• [TO DO] Reproduce all the entries precisely.

** Start of RECORDED INFORMATION **

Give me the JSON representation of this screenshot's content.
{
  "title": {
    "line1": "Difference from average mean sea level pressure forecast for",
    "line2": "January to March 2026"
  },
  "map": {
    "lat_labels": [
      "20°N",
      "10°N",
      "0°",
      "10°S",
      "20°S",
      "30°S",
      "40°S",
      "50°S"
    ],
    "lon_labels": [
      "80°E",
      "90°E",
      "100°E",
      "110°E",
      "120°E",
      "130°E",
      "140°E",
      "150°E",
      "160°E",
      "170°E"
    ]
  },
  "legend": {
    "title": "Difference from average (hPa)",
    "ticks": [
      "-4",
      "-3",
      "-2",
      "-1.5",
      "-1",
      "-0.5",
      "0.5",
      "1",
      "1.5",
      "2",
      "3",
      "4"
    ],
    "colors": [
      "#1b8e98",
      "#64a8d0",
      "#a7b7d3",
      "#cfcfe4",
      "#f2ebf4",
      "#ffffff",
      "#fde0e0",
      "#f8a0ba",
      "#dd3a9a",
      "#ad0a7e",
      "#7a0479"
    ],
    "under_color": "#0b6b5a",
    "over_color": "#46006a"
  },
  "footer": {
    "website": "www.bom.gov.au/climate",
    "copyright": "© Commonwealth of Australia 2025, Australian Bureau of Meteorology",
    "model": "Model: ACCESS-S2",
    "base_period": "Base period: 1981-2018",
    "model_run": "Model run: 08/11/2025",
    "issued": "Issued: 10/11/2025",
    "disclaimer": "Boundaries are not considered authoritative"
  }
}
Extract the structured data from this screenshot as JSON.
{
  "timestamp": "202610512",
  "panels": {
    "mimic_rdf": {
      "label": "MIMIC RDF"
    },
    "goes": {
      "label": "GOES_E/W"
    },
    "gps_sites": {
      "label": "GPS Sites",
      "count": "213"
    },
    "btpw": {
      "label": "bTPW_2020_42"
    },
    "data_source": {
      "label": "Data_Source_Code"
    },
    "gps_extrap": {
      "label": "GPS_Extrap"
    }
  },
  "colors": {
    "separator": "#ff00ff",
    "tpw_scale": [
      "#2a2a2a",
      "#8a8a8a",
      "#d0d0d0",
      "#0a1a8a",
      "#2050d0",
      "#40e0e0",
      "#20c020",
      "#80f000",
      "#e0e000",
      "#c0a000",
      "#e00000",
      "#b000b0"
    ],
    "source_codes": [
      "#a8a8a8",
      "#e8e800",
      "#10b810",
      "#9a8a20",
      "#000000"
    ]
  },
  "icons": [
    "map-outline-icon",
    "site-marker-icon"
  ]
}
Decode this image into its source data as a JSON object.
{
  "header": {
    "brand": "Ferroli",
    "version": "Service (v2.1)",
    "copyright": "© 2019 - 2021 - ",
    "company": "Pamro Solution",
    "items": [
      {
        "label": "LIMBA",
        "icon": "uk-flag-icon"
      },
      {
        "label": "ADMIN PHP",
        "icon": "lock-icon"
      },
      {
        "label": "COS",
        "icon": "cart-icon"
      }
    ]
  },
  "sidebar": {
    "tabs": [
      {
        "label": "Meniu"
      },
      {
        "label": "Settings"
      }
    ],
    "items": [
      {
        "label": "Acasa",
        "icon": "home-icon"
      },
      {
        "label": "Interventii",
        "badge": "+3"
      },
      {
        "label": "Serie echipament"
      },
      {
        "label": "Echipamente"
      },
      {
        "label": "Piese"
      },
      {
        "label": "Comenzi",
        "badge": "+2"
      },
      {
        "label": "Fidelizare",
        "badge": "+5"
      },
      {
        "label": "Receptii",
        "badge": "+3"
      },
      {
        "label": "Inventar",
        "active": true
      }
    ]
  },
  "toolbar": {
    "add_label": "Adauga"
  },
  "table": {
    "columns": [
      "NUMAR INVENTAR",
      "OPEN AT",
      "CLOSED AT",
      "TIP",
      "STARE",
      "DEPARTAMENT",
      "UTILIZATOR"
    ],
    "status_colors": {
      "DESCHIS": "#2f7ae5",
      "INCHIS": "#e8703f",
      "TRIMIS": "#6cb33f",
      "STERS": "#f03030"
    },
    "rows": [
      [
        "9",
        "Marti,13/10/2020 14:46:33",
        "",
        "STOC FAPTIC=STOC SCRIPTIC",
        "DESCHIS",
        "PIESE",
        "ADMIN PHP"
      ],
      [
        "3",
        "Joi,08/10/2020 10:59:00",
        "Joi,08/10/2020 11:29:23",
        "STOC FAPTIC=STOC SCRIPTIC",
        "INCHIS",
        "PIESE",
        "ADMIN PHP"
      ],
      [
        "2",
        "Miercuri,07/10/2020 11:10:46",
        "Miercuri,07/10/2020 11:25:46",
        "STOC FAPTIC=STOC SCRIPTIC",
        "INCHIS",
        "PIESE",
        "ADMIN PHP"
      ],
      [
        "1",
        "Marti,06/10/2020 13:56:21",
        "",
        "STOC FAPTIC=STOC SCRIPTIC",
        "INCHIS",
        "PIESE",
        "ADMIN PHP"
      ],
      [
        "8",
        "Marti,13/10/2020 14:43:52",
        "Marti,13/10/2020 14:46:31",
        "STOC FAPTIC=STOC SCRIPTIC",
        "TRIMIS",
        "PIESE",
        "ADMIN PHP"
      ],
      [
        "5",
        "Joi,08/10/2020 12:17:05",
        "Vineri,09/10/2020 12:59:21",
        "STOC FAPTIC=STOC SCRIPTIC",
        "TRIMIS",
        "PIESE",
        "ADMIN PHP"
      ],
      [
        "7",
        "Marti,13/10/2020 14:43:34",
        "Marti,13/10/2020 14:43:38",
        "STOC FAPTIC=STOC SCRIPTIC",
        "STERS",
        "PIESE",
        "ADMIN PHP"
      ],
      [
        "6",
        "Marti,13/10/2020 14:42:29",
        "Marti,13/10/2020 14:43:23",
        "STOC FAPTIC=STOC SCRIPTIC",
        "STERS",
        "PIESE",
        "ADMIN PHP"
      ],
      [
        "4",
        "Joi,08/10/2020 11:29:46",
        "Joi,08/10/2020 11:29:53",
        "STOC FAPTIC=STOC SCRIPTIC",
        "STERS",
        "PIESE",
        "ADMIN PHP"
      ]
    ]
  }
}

** End of RECORDED INFORMATION **

• [EXERCISE ANSWER]
Give me the JSON representation of this screenshot's content.
{
  "title": {
    "line1": "Difference from average mean sea level pressure forecast for",
    "line2": "January to March 2026"
  },
  "map": {
    "lat_labels": [
      "20°N",
      "10°N",
      "0°",
      "10°S",
      "20°S",
      "30°S",
      "40°S",
      "50°S"
    ],
    "lon_labels": [
      "80°E",
      "90°E",
      "100°E",
      "110°E",
      "120°E",
      "130°E",
      "140°E",
      "150°E",
      "160°E",
      "170°E"
    ]
  },
  "legend": {
    "title": "Difference from average (hPa)",
    "ticks": [
      "-4",
      "-3",
      "-2",
      "-1.5",
      "-1",
      "-0.5",
      "0.5",
      "1",
      "1.5",
      "2",
      "3",
      "4"
    ],
    "colors": [
      "#1b8e98",
      "#64a8d0",
      "#a7b7d3",
      "#cfcfe4",
      "#f2ebf4",
      "#ffffff",
      "#fde0e0",
      "#f8a0ba",
      "#dd3a9a",
      "#ad0a7e",
      "#7a0479"
    ],
    "under_color": "#0b6b5a",
    "over_color": "#46006a"
  },
  "footer": {
    "website": "www.bom.gov.au/climate",
    "copyright": "© Commonwealth of Australia 2025, Australian Bureau of Meteorology",
    "model": "Model: ACCESS-S2",
    "base_period": "Base period: 1981-2018",
    "model_run": "Model run: 08/11/2025",
    "issued": "Issued: 10/11/2025",
    "disclaimer": "Boundaries are not considered authoritative"
  }
}
Extract the structured data from this screenshot as JSON.
{
  "timestamp": "202610512",
  "panels": {
    "mimic_rdf": {
      "label": "MIMIC RDF"
    },
    "goes": {
      "label": "GOES_E/W"
    },
    "gps_sites": {
      "label": "GPS Sites",
      "count": "213"
    },
    "btpw": {
      "label": "bTPW_2020_42"
    },
    "data_source": {
      "label": "Data_Source_Code"
    },
    "gps_extrap": {
      "label": "GPS_Extrap"
    }
  },
  "colors": {
    "separator": "#ff00ff",
    "tpw_scale": [
      "#2a2a2a",
      "#8a8a8a",
      "#d0d0d0",
      "#0a1a8a",
      "#2050d0",
      "#40e0e0",
      "#20c020",
      "#80f000",
      "#e0e000",
      "#c0a000",
      "#e00000",
      "#b000b0"
    ],
    "source_codes": [
      "#a8a8a8",
      "#e8e800",
      "#10b810",
      "#9a8a20",
      "#000000"
    ]
  },
  "icons": [
    "map-outline-icon",
    "site-marker-icon"
  ]
}
Decode this image into its source data as a JSON object.
{
  "header": {
    "brand": "Ferroli",
    "version": "Service (v2.1)",
    "copyright": "© 2019 - 2021 - ",
    "company": "Pamro Solution",
    "items": [
      {
        "label": "LIMBA",
        "icon": "uk-flag-icon"
      },
      {
        "label": "ADMIN PHP",
        "icon": "lock-icon"
      },
      {
        "label": "COS",
        "icon": "cart-icon"
      }
    ]
  },
  "sidebar": {
    "tabs": [
      {
        "label": "Meniu"
      },
      {
        "label": "Settings"
      }
    ],
    "items": [
      {
        "label": "Acasa",
        "icon": "home-icon"
      },
      {
        "label": "Interventii",
        "badge": "+3"
      },
      {
        "label": "Serie echipament"
      },
      {
        "label": "Echipamente"
      },
      {
        "label": "Piese"
      },
      {
        "label": "Comenzi",
        "badge": "+2"
      },
      {
        "label": "Fidelizare",
        "badge": "+5"
      },
      {
        "label": "Receptii",
        "badge": "+3"
      },
      {
        "label": "Inventar",
        "active": true
      }
    ]
  },
  "toolbar": {
    "add_label": "Adauga"
  },
  "table": {
    "columns": [
      "NUMAR INVENTAR",
      "OPEN AT",
      "CLOSED AT",
      "TIP",
      "STARE",
      "DEPARTAMENT",
      "UTILIZATOR"
    ],
    "status_colors": {
      "DESCHIS": "#2f7ae5",
      "INCHIS": "#e8703f",
      "TRIMIS": "#6cb33f",
      "STERS": "#f03030"
    },
    "rows": [
      [
        "9",
        "Marti,13/10/2020 14:46:33",
        "",
        "STOC FAPTIC=STOC SCRIPTIC",
        "DESCHIS",
        "PIESE",
        "ADMIN PHP"
      ],
      [
        "3",
        "Joi,08/10/2020 10:59:00",
        "Joi,08/10/2020 11:29:23",
        "STOC FAPTIC=STOC SCRIPTIC",
        "INCHIS",
        "PIESE",
        "ADMIN PHP"
      ],
      [
        "2",
        "Miercuri,07/10/2020 11:10:46",
        "Miercuri,07/10/2020 11:25:46",
        "STOC FAPTIC=STOC SCRIPTIC",
        "INCHIS",
        "PIESE",
        "ADMIN PHP"
      ],
      [
        "1",
        "Marti,06/10/2020 13:56:21",
        "",
        "STOC FAPTIC=STOC SCRIPTIC",
        "INCHIS",
        "PIESE",
        "ADMIN PHP"
      ],
      [
        "8",
        "Marti,13/10/2020 14:43:52",
        "Marti,13/10/2020 14:46:31",
        "STOC FAPTIC=STOC SCRIPTIC",
        "TRIMIS",
        "PIESE",
        "ADMIN PHP"
      ],
      [
        "5",
        "Joi,08/10/2020 12:17:05",
        "Vineri,09/10/2020 12:59:21",
        "STOC FAPTIC=STOC SCRIPTIC",
        "TRIMIS",
        "PIESE",
        "ADMIN PHP"
      ],
      [
        "7",
        "Marti,13/10/2020 14:43:34",
        "Marti,13/10/2020 14:43:38",
        "STOC FAPTIC=STOC SCRIPTIC",
        "STERS",
        "PIESE",
        "ADMIN PHP"
      ],
      [
        "6",
        "Marti,13/10/2020 14:42:29",
        "Marti,13/10/2020 14:43:23",
        "STOC FAPTIC=STOC SCRIPTIC",
        "STERS",
        "PIESE",
        "ADMIN PHP"
      ],
      [
        "4",
        "Joi,08/10/2020 11:29:46",
        "Joi,08/10/2020 11:29:53",
        "STOC FAPTIC=STOC SCRIPTIC",
        "STERS",
        "PIESE",
        "ADMIN PHP"
      ]
    ]
  }
}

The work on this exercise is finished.